● WHAT IS ASKED: Quote the data below in full, minus the images.

=== RECORDS ===

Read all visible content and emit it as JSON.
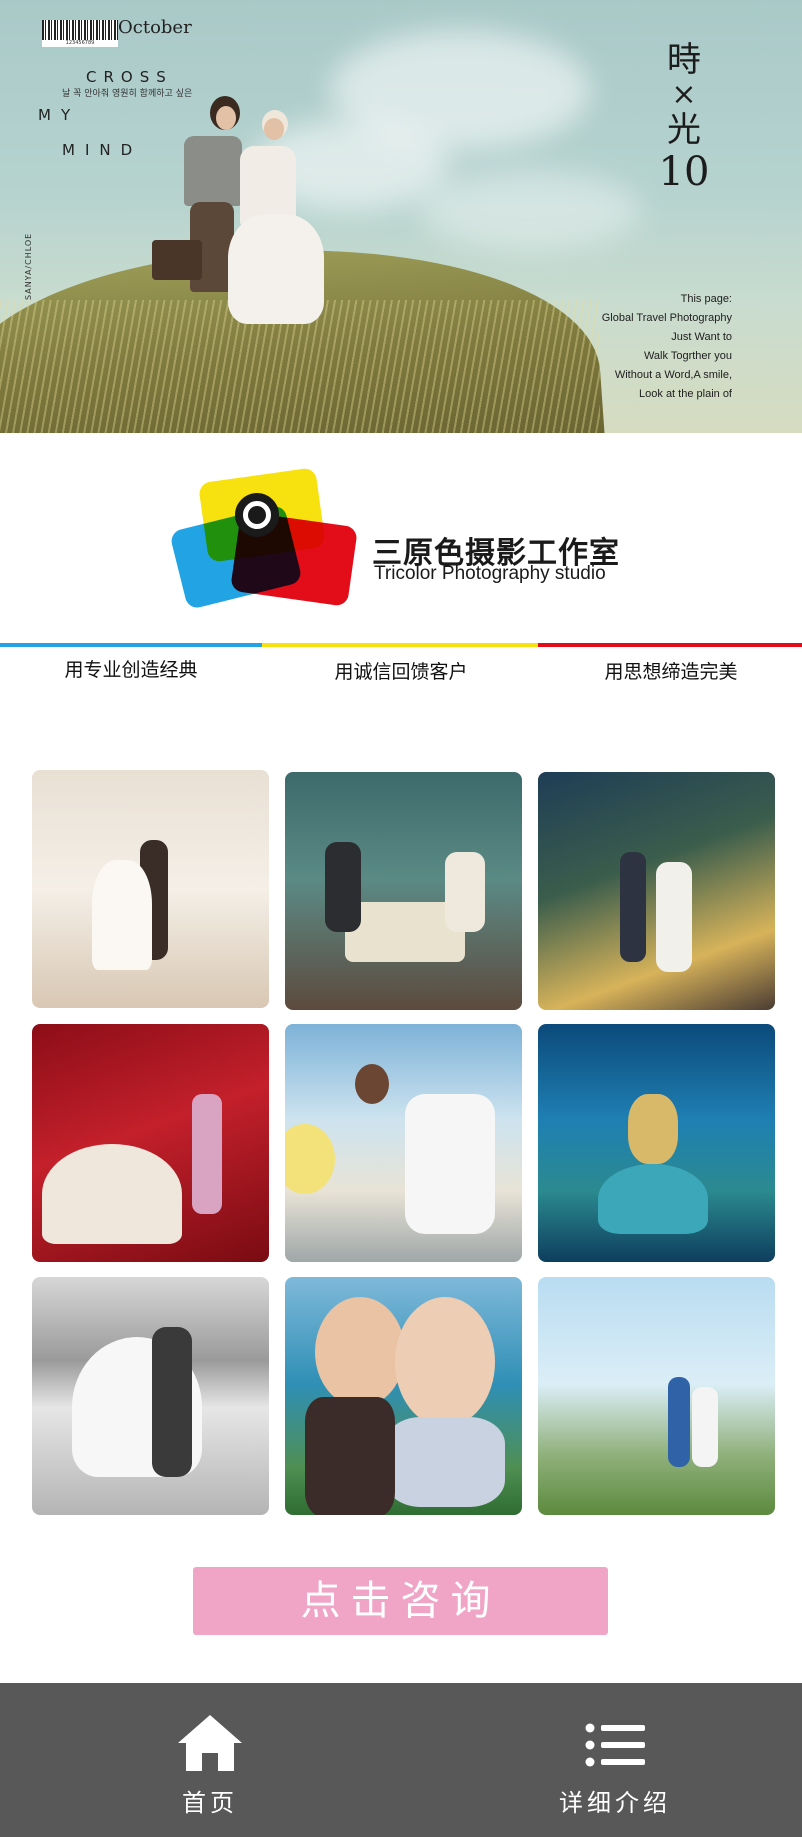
{
  "hero": {
    "barcode_number": "123456789",
    "month": "October",
    "cross": "CROSS",
    "my": "MY",
    "mind": "MIND",
    "script_line": "날 꼭 안아줘 영원히 함께하고 싶은",
    "side_text": "SANYA/CHLOE",
    "jp_title_1": "時",
    "jp_title_2": "×",
    "jp_title_3": "光",
    "jp_title_4": "10",
    "tagline": [
      "This page:",
      "Global Travel Photography",
      "Just Want to",
      "Walk Togrther you",
      "Without a Word,A smile,",
      "Look at the plain of"
    ]
  },
  "brand": {
    "name": "三原色摄影工作室",
    "subtitle": "Tricolor Photography studio",
    "colors": {
      "yellow": "#f7e10e",
      "blue": "#22a4e4",
      "red": "#e30d1a"
    }
  },
  "slogans": [
    "用专业创造经典",
    "用诚信回馈客户",
    "用思想缔造完美"
  ],
  "gallery": {
    "photos": [
      "wedding-photo-palace-window",
      "wedding-photo-vintage-table",
      "wedding-photo-night-street",
      "wedding-photo-red-roses",
      "wedding-photo-balloon-building",
      "wedding-photo-underwater-mermaid",
      "wedding-photo-beach-bw",
      "wedding-photo-seaside-closeup",
      "wedding-photo-grass-field"
    ]
  },
  "cta": {
    "label": "点击咨询",
    "color": "#f0a5c7"
  },
  "bottom_nav": {
    "home_label": "首页",
    "detail_label": "详细介绍",
    "home_icon": "home-icon",
    "detail_icon": "list-icon"
  }
}
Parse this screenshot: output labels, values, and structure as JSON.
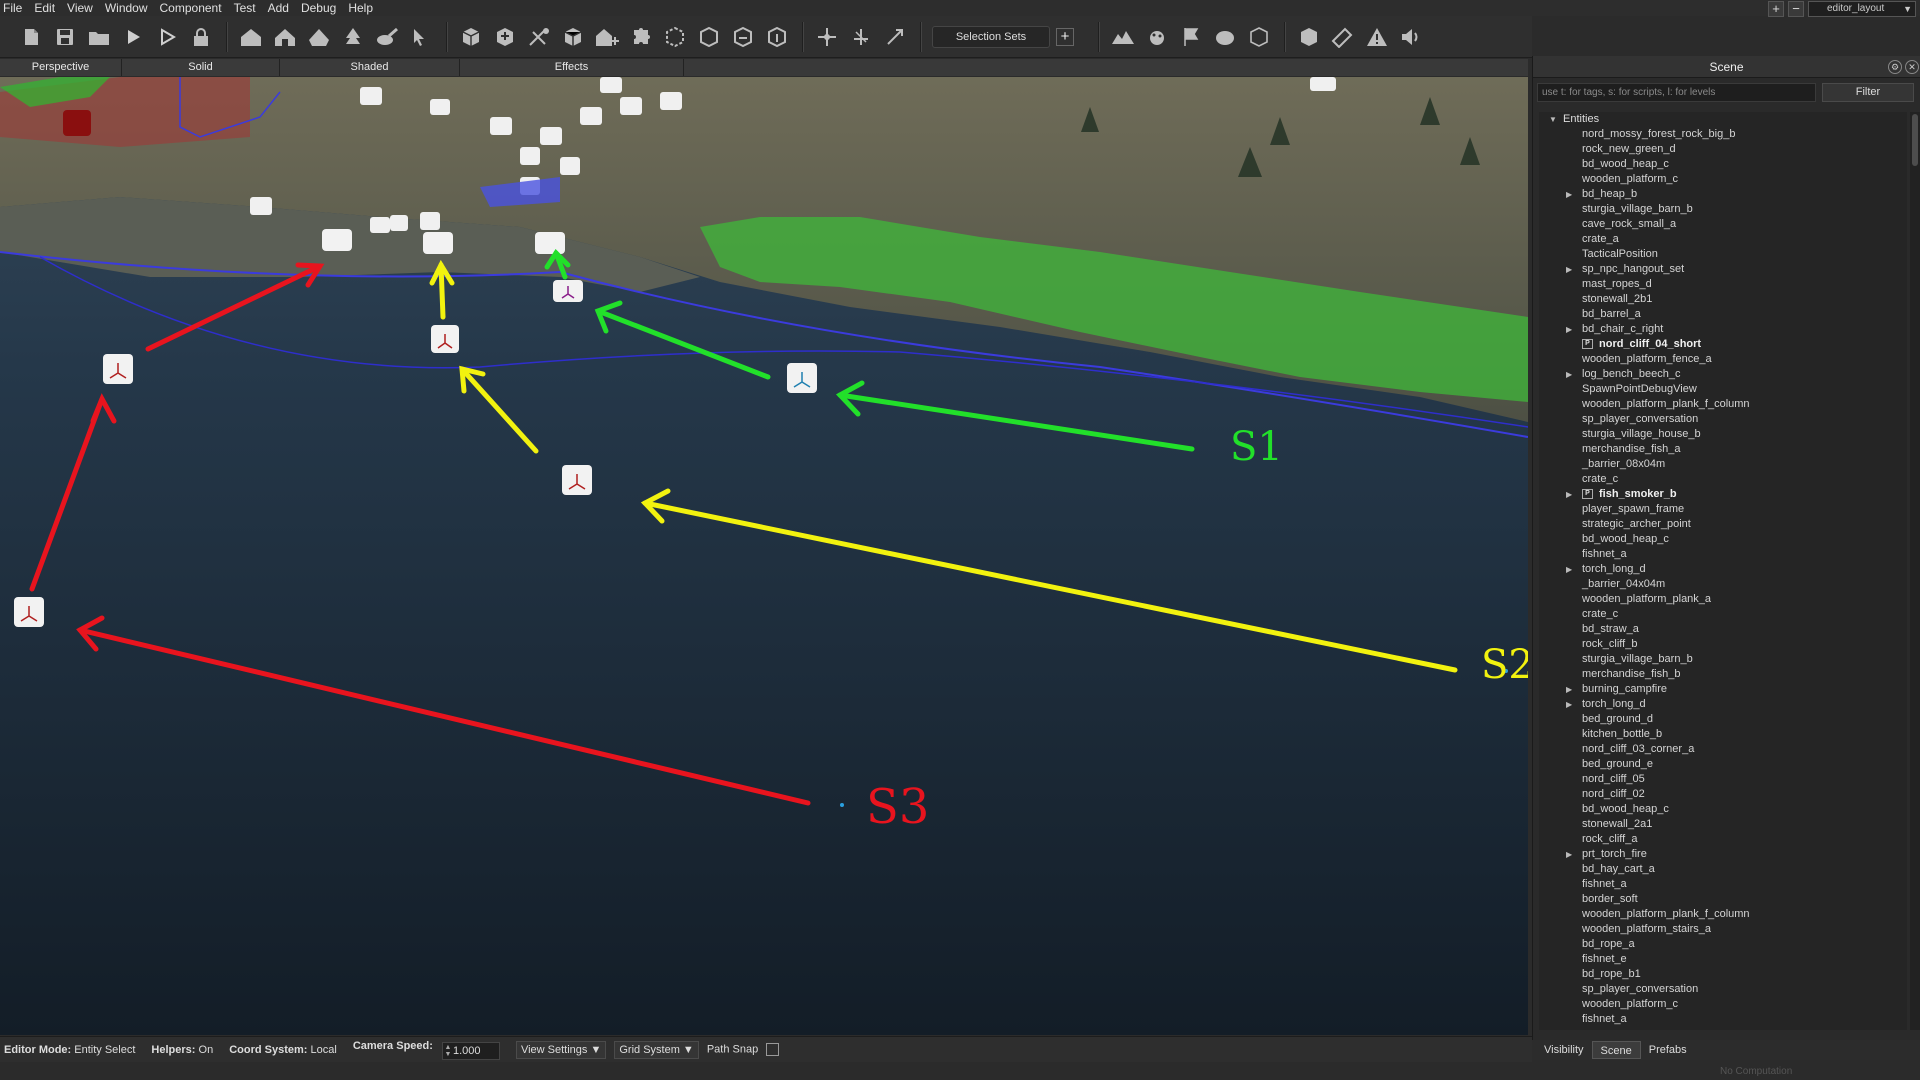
{
  "menu": [
    "File",
    "Edit",
    "View",
    "Window",
    "Component",
    "Test",
    "Add",
    "Debug",
    "Help"
  ],
  "layout": {
    "plus": "+",
    "minus": "−",
    "selected": "editor_layout"
  },
  "toolbar": {
    "selection_sets": "Selection Sets",
    "add": "+"
  },
  "viewport_tabs": [
    "Perspective",
    "Solid",
    "Shaded",
    "Effects"
  ],
  "stages": {
    "s1": {
      "label": "S1",
      "color": "#22e02a"
    },
    "s2": {
      "label": "S2",
      "color": "#f2f20f"
    },
    "s3": {
      "label": "S3",
      "color": "#e8141e"
    }
  },
  "scene_panel": {
    "title": "Scene",
    "filter_placeholder": "use t: for tags, s: for scripts, l: for levels",
    "filter_button": "Filter",
    "root": "Entities",
    "items": [
      {
        "name": "nord_mossy_forest_rock_big_b"
      },
      {
        "name": "rock_new_green_d"
      },
      {
        "name": "bd_wood_heap_c"
      },
      {
        "name": "wooden_platform_c"
      },
      {
        "name": "bd_heap_b",
        "expandable": true
      },
      {
        "name": "sturgia_village_barn_b"
      },
      {
        "name": "cave_rock_small_a"
      },
      {
        "name": "crate_a"
      },
      {
        "name": "TacticalPosition"
      },
      {
        "name": "sp_npc_hangout_set",
        "expandable": true
      },
      {
        "name": "mast_ropes_d"
      },
      {
        "name": "stonewall_2b1"
      },
      {
        "name": "bd_barrel_a"
      },
      {
        "name": "bd_chair_c_right",
        "expandable": true
      },
      {
        "name": "nord_cliff_04_short",
        "prefab": true
      },
      {
        "name": "wooden_platform_fence_a"
      },
      {
        "name": "log_bench_beech_c",
        "expandable": true
      },
      {
        "name": "SpawnPointDebugView"
      },
      {
        "name": "wooden_platform_plank_f_column"
      },
      {
        "name": "sp_player_conversation"
      },
      {
        "name": "sturgia_village_house_b"
      },
      {
        "name": "merchandise_fish_a"
      },
      {
        "name": "_barrier_08x04m"
      },
      {
        "name": "crate_c"
      },
      {
        "name": "fish_smoker_b",
        "expandable": true,
        "prefab": true
      },
      {
        "name": "player_spawn_frame"
      },
      {
        "name": "strategic_archer_point"
      },
      {
        "name": "bd_wood_heap_c"
      },
      {
        "name": "fishnet_a"
      },
      {
        "name": "torch_long_d",
        "expandable": true
      },
      {
        "name": "_barrier_04x04m"
      },
      {
        "name": "wooden_platform_plank_a"
      },
      {
        "name": "crate_c"
      },
      {
        "name": "bd_straw_a"
      },
      {
        "name": "rock_cliff_b"
      },
      {
        "name": "sturgia_village_barn_b"
      },
      {
        "name": "merchandise_fish_b"
      },
      {
        "name": "burning_campfire",
        "expandable": true
      },
      {
        "name": "torch_long_d",
        "expandable": true
      },
      {
        "name": "bed_ground_d"
      },
      {
        "name": "kitchen_bottle_b"
      },
      {
        "name": "nord_cliff_03_corner_a"
      },
      {
        "name": "bed_ground_e"
      },
      {
        "name": "nord_cliff_05"
      },
      {
        "name": "nord_cliff_02"
      },
      {
        "name": "bd_wood_heap_c"
      },
      {
        "name": "stonewall_2a1"
      },
      {
        "name": "rock_cliff_a"
      },
      {
        "name": "prt_torch_fire",
        "expandable": true
      },
      {
        "name": "bd_hay_cart_a"
      },
      {
        "name": "fishnet_a"
      },
      {
        "name": "border_soft"
      },
      {
        "name": "wooden_platform_plank_f_column"
      },
      {
        "name": "wooden_platform_stairs_a"
      },
      {
        "name": "bd_rope_a"
      },
      {
        "name": "fishnet_e"
      },
      {
        "name": "bd_rope_b1"
      },
      {
        "name": "sp_player_conversation"
      },
      {
        "name": "wooden_platform_c"
      },
      {
        "name": "fishnet_a"
      }
    ],
    "tabs": [
      "Visibility",
      "Scene",
      "Prefabs"
    ],
    "active_tab": "Scene",
    "footer": "No Computation"
  },
  "status": {
    "editor_mode_label": "Editor Mode:",
    "editor_mode_value": "Entity Select",
    "helpers_label": "Helpers:",
    "helpers_value": "On",
    "coord_label": "Coord System:",
    "coord_value": "Local",
    "camera_speed_label": "Camera Speed:",
    "camera_speed_value": "1.000",
    "view_settings": "View Settings ▼",
    "grid_system": "Grid System ▼",
    "path_snap": "Path Snap"
  }
}
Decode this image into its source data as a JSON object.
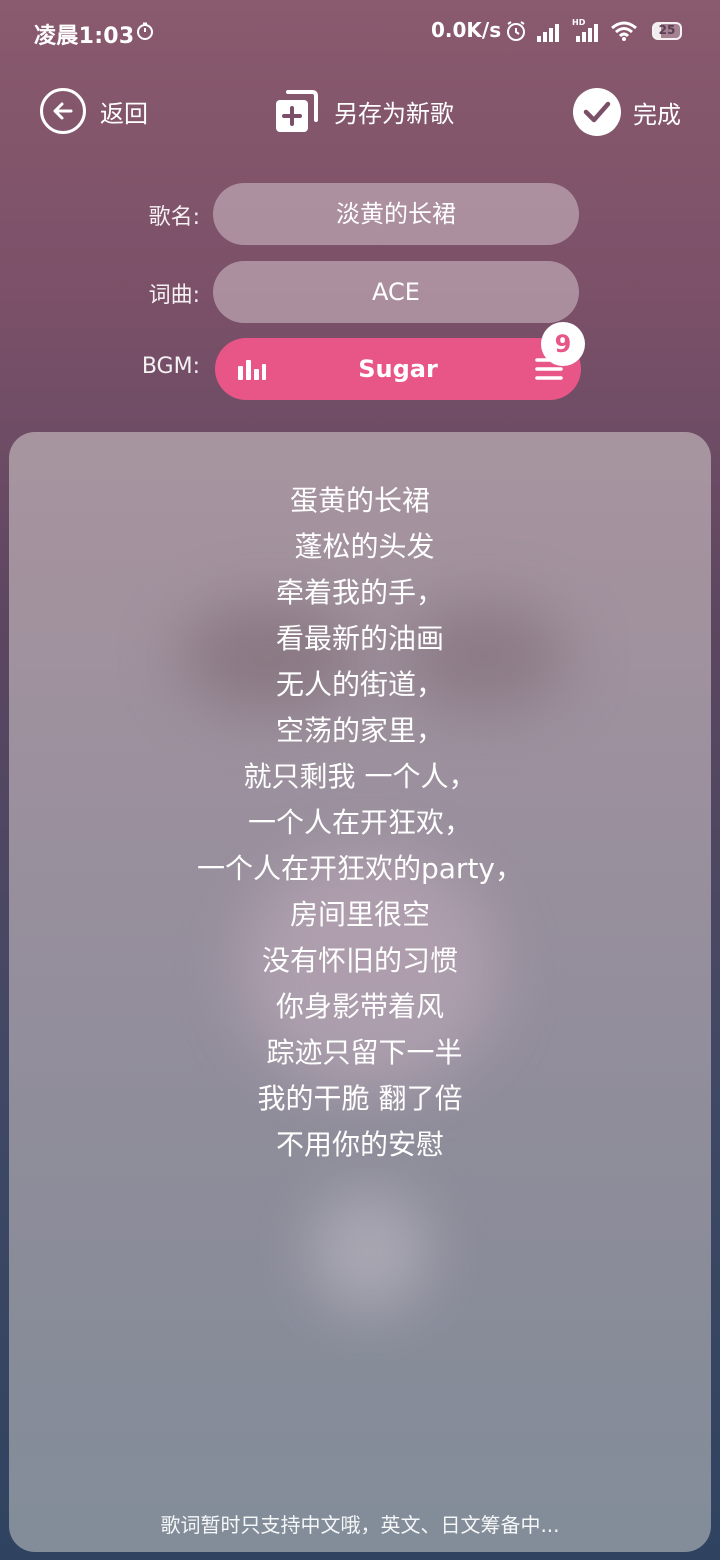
{
  "status_bar": {
    "time": "凌晨1:03",
    "net_speed": "0.0K/s",
    "hd_label": "HD",
    "battery_level": "25"
  },
  "toolbar": {
    "back_label": "返回",
    "save_as_label": "另存为新歌",
    "done_label": "完成"
  },
  "form": {
    "song_name_label": "歌名:",
    "song_name_value": "淡黄的长裙",
    "lyricist_label": "词曲:",
    "lyricist_value": "ACE",
    "bgm_label": "BGM:",
    "bgm_value": "Sugar",
    "bgm_count": "9"
  },
  "lyrics": {
    "lines": [
      "蛋黄的长裙",
      " 蓬松的头发",
      "牵着我的手，",
      "看最新的油画",
      "无人的街道，",
      "空荡的家里，",
      "就只剩我 一个人，",
      "一个人在开狂欢，",
      "一个人在开狂欢的party，",
      "房间里很空",
      "没有怀旧的习惯",
      "你身影带着风",
      " 踪迹只留下一半",
      "我的干脆 翻了倍",
      "不用你的安慰"
    ],
    "note": "歌词暂时只支持中文哦，英文、日文筹备中..."
  },
  "colors": {
    "accent_pink": "#e85688",
    "field_bg": "#c8b4c0"
  }
}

===

● RESULT OF THE EXERCISE:
Read all visible content and emit it as JSON.
{
  "hero": {
    "barcode_number": "123456789",
    "month": "October",
    "cross": "CROSS",
    "my": "MY",
    "mind": "MIND",
    "script_line": "날 꼭 안아줘 영원히 함께하고 싶은",
    "side_text": "SANYA/CHLOE",
    "jp_title_1": "時",
    "jp_title_2": "×",
    "jp_title_3": "光",
    "jp_title_4": "10",
    "tagline": [
      "This page:",
      "Global Travel Photography",
      "Just Want to",
      "Walk Togrther you",
      "Without a Word,A smile,",
      "Look at the plain of"
    ]
  },
  "brand": {
    "name": "三原色摄影工作室",
    "subtitle": "Tricolor Photography studio",
    "colors": {
      "yellow": "#f7e10e",
      "blue": "#22a4e4",
      "red": "#e30d1a"
    }
  },
  "slogans": [
    "用专业创造经典",
    "用诚信回馈客户",
    "用思想缔造完美"
  ],
  "gallery": {
    "photos": [
      "wedding-photo-palace-window",
      "wedding-photo-vintage-table",
      "wedding-photo-night-street",
      "wedding-photo-red-roses",
      "wedding-photo-balloon-building",
      "wedding-photo-underwater-mermaid",
      "wedding-photo-beach-bw",
      "wedding-photo-seaside-closeup",
      "wedding-photo-grass-field"
    ]
  },
  "cta": {
    "label": "点击咨询",
    "color": "#f0a5c7"
  },
  "bottom_nav": {
    "home_label": "首页",
    "detail_label": "详细介绍",
    "home_icon": "home-icon",
    "detail_icon": "list-icon"
  }
}
Parse this screenshot: output labels, values, and structure as JSON.
{
  "menu": [
    "File",
    "Edit",
    "View",
    "Window",
    "Component",
    "Test",
    "Add",
    "Debug",
    "Help"
  ],
  "layout": {
    "plus": "+",
    "minus": "−",
    "selected": "editor_layout"
  },
  "toolbar": {
    "selection_sets": "Selection Sets",
    "add": "+"
  },
  "viewport_tabs": [
    "Perspective",
    "Solid",
    "Shaded",
    "Effects"
  ],
  "stages": {
    "s1": {
      "label": "S1",
      "color": "#22e02a"
    },
    "s2": {
      "label": "S2",
      "color": "#f2f20f"
    },
    "s3": {
      "label": "S3",
      "color": "#e8141e"
    }
  },
  "scene_panel": {
    "title": "Scene",
    "filter_placeholder": "use t: for tags, s: for scripts, l: for levels",
    "filter_button": "Filter",
    "root": "Entities",
    "items": [
      {
        "name": "nord_mossy_forest_rock_big_b"
      },
      {
        "name": "rock_new_green_d"
      },
      {
        "name": "bd_wood_heap_c"
      },
      {
        "name": "wooden_platform_c"
      },
      {
        "name": "bd_heap_b",
        "expandable": true
      },
      {
        "name": "sturgia_village_barn_b"
      },
      {
        "name": "cave_rock_small_a"
      },
      {
        "name": "crate_a"
      },
      {
        "name": "TacticalPosition"
      },
      {
        "name": "sp_npc_hangout_set",
        "expandable": true
      },
      {
        "name": "mast_ropes_d"
      },
      {
        "name": "stonewall_2b1"
      },
      {
        "name": "bd_barrel_a"
      },
      {
        "name": "bd_chair_c_right",
        "expandable": true
      },
      {
        "name": "nord_cliff_04_short",
        "prefab": true
      },
      {
        "name": "wooden_platform_fence_a"
      },
      {
        "name": "log_bench_beech_c",
        "expandable": true
      },
      {
        "name": "SpawnPointDebugView"
      },
      {
        "name": "wooden_platform_plank_f_column"
      },
      {
        "name": "sp_player_conversation"
      },
      {
        "name": "sturgia_village_house_b"
      },
      {
        "name": "merchandise_fish_a"
      },
      {
        "name": "_barrier_08x04m"
      },
      {
        "name": "crate_c"
      },
      {
        "name": "fish_smoker_b",
        "expandable": true,
        "prefab": true
      },
      {
        "name": "player_spawn_frame"
      },
      {
        "name": "strategic_archer_point"
      },
      {
        "name": "bd_wood_heap_c"
      },
      {
        "name": "fishnet_a"
      },
      {
        "name": "torch_long_d",
        "expandable": true
      },
      {
        "name": "_barrier_04x04m"
      },
      {
        "name": "wooden_platform_plank_a"
      },
      {
        "name": "crate_c"
      },
      {
        "name": "bd_straw_a"
      },
      {
        "name": "rock_cliff_b"
      },
      {
        "name": "sturgia_village_barn_b"
      },
      {
        "name": "merchandise_fish_b"
      },
      {
        "name": "burning_campfire",
        "expandable": true
      },
      {
        "name": "torch_long_d",
        "expandable": true
      },
      {
        "name": "bed_ground_d"
      },
      {
        "name": "kitchen_bottle_b"
      },
      {
        "name": "nord_cliff_03_corner_a"
      },
      {
        "name": "bed_ground_e"
      },
      {
        "name": "nord_cliff_05"
      },
      {
        "name": "nord_cliff_02"
      },
      {
        "name": "bd_wood_heap_c"
      },
      {
        "name": "stonewall_2a1"
      },
      {
        "name": "rock_cliff_a"
      },
      {
        "name": "prt_torch_fire",
        "expandable": true
      },
      {
        "name": "bd_hay_cart_a"
      },
      {
        "name": "fishnet_a"
      },
      {
        "name": "border_soft"
      },
      {
        "name": "wooden_platform_plank_f_column"
      },
      {
        "name": "wooden_platform_stairs_a"
      },
      {
        "name": "bd_rope_a"
      },
      {
        "name": "fishnet_e"
      },
      {
        "name": "bd_rope_b1"
      },
      {
        "name": "sp_player_conversation"
      },
      {
        "name": "wooden_platform_c"
      },
      {
        "name": "fishnet_a"
      }
    ],
    "tabs": [
      "Visibility",
      "Scene",
      "Prefabs"
    ],
    "active_tab": "Scene",
    "footer": "No Computation"
  },
  "status": {
    "editor_mode_label": "Editor Mode:",
    "editor_mode_value": "Entity Select",
    "helpers_label": "Helpers:",
    "helpers_value": "On",
    "coord_label": "Coord System:",
    "coord_value": "Local",
    "camera_speed_label": "Camera Speed:",
    "camera_speed_value": "1.000",
    "view_settings": "View Settings ▼",
    "grid_system": "Grid System ▼",
    "path_snap": "Path Snap"
  }
}
Decode this image into its source data as a JSON object.
{
  "status_bar": {
    "time": "凌晨1:03",
    "net_speed": "0.0K/s",
    "hd_label": "HD",
    "battery_level": "25"
  },
  "toolbar": {
    "back_label": "返回",
    "save_as_label": "另存为新歌",
    "done_label": "完成"
  },
  "form": {
    "song_name_label": "歌名:",
    "song_name_value": "淡黄的长裙",
    "lyricist_label": "词曲:",
    "lyricist_value": "ACE",
    "bgm_label": "BGM:",
    "bgm_value": "Sugar",
    "bgm_count": "9"
  },
  "lyrics": {
    "lines": [
      "蛋黄的长裙",
      " 蓬松的头发",
      "牵着我的手，",
      "看最新的油画",
      "无人的街道，",
      "空荡的家里，",
      "就只剩我 一个人，",
      "一个人在开狂欢，",
      "一个人在开狂欢的party，",
      "房间里很空",
      "没有怀旧的习惯",
      "你身影带着风",
      " 踪迹只留下一半",
      "我的干脆 翻了倍",
      "不用你的安慰"
    ],
    "note": "歌词暂时只支持中文哦，英文、日文筹备中..."
  },
  "colors": {
    "accent_pink": "#e85688",
    "field_bg": "#c8b4c0"
  }
}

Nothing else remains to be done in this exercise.